## What needs to be done
Lines that hold the word "Gnade" should be located and copied.

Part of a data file
☆ ☆ ☆ ☆ ☆

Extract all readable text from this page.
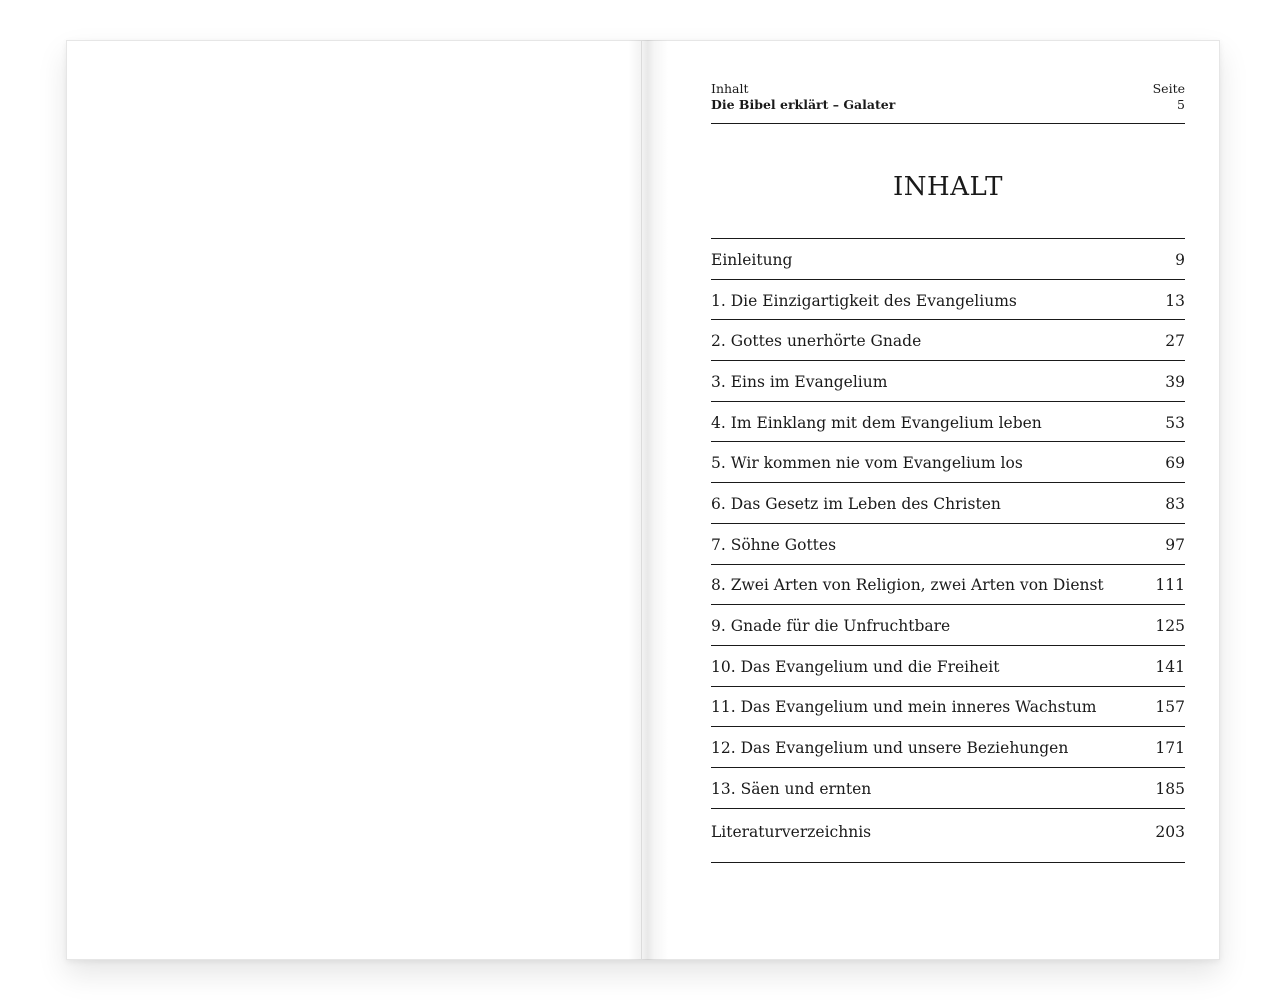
Inhalt
Die Bibel erklärt – Galater
Seite
5
INHALT
Einleitung	9
1. Die Einzigartigkeit des Evangeliums	13
2. Gottes unerhörte Gnade	27
3. Eins im Evangelium	39
4. Im Einklang mit dem Evangelium leben	53
5. Wir kommen nie vom Evangelium los	69
6. Das Gesetz im Leben des Christen	83
7. Söhne Gottes	97
8. Zwei Arten von Religion, zwei Arten von Dienst	111
9. Gnade für die Unfruchtbare	125
10. Das Evangelium und die Freiheit	141
11. Das Evangelium und mein inneres Wachstum	157
12. Das Evangelium und unsere Beziehungen	171
13. Säen und ernten	185
Literaturverzeichnis	203
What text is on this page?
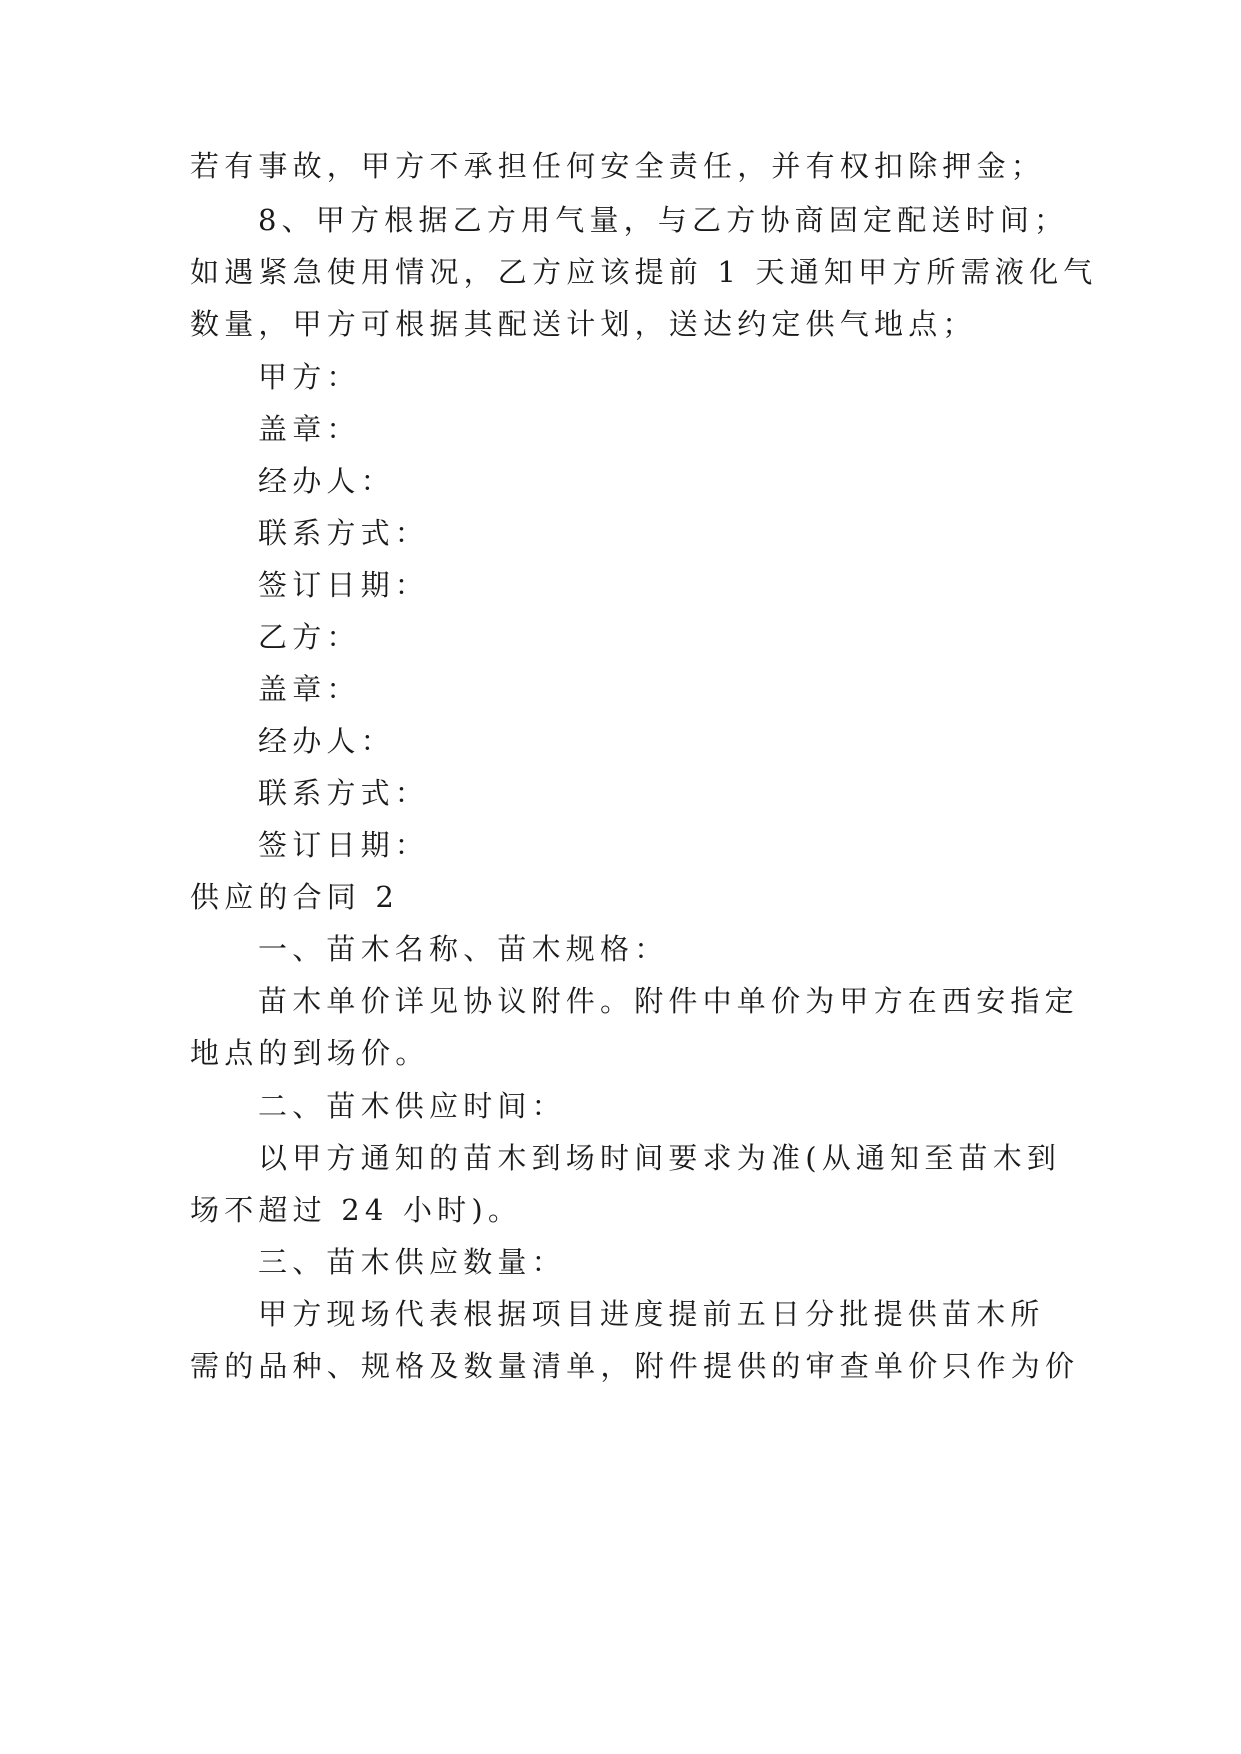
若有事故，甲方不承担任何安全责任，并有权扣除押金；
8、甲方根据乙方用气量，与乙方协商固定配送时间；
如遇紧急使用情况，乙方应该提前 1 天通知甲方所需液化气
数量，甲方可根据其配送计划，送达约定供气地点；
甲方：
盖章：
经办人：
联系方式：
签订日期：
乙方：
盖章：
经办人：
联系方式：
签订日期：
供应的合同 2
一、苗木名称、苗木规格：
苗木单价详见协议附件。附件中单价为甲方在西安指定
地点的到场价。
二、苗木供应时间：
以甲方通知的苗木到场时间要求为准(从通知至苗木到
场不超过 24 小时)。
三、苗木供应数量：
甲方现场代表根据项目进度提前五日分批提供苗木所
需的品种、规格及数量清单，附件提供的审查单价只作为价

☆ ☆ ☆ ☆ ☆

## Answer to this task
2. Gottes unerhörte Gnade	27
9. Gnade für die Unfruchtbare	125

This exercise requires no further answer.